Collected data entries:

==================================================

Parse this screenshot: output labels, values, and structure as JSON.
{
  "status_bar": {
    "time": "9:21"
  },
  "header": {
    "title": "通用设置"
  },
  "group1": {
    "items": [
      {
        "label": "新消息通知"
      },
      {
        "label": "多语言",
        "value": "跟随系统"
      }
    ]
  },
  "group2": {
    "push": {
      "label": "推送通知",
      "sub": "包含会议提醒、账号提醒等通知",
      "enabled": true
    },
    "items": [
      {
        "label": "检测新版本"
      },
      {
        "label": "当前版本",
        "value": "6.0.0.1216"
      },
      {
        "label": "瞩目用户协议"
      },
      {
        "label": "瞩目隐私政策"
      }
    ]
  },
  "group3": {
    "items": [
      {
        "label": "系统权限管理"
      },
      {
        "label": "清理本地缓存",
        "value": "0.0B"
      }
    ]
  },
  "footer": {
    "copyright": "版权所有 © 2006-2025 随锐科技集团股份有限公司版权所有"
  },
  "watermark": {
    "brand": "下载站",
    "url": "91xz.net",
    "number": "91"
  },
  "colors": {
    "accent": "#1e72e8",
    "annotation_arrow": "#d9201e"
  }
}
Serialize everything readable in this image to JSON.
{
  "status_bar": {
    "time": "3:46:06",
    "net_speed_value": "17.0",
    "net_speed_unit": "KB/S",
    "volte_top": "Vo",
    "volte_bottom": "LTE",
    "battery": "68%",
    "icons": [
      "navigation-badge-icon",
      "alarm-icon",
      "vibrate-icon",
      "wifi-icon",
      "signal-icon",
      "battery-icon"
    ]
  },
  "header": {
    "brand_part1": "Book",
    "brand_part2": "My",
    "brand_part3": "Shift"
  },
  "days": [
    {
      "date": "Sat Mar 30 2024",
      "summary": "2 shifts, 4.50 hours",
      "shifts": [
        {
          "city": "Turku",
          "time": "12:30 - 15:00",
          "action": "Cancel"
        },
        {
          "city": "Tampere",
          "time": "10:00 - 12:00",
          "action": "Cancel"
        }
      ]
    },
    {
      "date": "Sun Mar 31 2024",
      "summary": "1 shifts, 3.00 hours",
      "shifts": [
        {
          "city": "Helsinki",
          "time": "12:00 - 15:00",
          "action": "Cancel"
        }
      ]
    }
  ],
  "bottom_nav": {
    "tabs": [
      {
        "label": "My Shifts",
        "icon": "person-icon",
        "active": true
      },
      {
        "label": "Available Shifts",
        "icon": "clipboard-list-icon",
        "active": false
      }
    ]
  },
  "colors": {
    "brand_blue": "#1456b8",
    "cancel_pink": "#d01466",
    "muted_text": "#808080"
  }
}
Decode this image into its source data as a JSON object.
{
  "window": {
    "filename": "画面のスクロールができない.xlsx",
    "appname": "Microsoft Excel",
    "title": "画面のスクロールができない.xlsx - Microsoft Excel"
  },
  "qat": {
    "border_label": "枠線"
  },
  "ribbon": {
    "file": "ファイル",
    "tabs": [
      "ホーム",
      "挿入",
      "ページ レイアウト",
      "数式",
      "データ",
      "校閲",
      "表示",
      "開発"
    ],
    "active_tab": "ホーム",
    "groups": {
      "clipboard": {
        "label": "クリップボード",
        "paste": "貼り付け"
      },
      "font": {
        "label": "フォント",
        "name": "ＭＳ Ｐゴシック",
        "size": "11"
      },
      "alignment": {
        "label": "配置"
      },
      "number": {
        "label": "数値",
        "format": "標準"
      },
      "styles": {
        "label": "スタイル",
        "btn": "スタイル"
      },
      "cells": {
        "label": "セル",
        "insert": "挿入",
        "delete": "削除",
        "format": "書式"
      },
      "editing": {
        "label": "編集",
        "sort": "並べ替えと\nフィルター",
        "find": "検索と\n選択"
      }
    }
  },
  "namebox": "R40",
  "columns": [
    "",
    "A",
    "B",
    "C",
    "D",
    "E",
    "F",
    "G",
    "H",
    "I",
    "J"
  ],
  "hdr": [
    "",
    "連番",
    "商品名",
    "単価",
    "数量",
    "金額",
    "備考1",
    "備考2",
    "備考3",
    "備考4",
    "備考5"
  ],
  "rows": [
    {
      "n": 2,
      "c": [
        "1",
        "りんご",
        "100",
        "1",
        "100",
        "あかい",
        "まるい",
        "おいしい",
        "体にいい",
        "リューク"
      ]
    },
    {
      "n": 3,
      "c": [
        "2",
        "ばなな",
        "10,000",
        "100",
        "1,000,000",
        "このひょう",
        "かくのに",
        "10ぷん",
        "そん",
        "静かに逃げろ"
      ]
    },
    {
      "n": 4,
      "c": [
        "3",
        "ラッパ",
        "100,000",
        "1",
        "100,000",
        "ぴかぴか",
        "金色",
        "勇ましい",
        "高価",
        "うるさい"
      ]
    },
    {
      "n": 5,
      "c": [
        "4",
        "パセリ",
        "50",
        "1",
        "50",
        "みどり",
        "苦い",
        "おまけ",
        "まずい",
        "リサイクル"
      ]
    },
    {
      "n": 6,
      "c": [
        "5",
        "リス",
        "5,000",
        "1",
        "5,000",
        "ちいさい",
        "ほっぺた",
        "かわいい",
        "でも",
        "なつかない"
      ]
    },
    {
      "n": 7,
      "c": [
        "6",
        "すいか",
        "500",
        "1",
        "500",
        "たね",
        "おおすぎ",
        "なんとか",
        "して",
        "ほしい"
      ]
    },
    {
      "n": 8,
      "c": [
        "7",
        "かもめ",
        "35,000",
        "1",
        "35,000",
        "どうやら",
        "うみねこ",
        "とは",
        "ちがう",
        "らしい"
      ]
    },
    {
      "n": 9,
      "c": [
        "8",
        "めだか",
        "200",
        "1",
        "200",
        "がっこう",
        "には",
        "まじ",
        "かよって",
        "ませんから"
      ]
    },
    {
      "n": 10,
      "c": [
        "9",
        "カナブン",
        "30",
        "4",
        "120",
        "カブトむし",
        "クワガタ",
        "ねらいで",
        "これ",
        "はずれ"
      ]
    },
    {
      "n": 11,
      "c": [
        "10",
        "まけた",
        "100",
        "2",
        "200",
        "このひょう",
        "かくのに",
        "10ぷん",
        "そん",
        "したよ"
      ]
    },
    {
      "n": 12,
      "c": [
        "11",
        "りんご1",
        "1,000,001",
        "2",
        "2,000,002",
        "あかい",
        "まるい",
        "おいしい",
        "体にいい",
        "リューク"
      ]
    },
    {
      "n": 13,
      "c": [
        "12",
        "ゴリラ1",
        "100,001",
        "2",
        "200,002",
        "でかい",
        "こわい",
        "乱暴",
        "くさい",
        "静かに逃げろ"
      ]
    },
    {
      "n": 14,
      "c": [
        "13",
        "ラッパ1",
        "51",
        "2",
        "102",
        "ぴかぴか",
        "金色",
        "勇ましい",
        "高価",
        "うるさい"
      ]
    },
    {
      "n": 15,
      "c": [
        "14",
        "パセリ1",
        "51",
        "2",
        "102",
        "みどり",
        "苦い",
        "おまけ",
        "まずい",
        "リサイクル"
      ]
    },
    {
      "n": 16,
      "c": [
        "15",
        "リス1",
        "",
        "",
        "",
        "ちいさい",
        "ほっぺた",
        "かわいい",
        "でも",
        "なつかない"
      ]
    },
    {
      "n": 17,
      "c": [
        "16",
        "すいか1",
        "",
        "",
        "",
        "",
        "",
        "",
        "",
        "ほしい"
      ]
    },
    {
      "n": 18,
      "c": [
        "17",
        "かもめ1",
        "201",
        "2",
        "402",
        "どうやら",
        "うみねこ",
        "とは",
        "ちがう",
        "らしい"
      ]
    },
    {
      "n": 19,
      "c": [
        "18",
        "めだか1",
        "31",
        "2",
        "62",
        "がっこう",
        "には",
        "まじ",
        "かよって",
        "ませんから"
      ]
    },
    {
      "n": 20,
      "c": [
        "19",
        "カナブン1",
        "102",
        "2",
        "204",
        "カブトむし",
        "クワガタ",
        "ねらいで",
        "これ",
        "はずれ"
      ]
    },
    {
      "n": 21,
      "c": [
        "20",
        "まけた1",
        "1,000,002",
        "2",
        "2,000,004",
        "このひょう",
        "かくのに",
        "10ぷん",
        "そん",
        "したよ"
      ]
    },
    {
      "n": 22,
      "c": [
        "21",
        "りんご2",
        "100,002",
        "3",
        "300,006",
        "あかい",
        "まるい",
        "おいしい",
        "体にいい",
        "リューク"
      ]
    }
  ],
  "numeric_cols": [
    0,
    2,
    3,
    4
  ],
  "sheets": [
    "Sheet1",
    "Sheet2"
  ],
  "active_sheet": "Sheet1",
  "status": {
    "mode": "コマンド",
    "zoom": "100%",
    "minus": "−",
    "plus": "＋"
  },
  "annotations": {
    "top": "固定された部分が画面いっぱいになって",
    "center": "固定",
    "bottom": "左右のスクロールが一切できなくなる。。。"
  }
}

==================================================

▸ **What this task involves**: State the count of lines in the data holding the word "image", adding nothing to it.

▸ **Final answer**: 2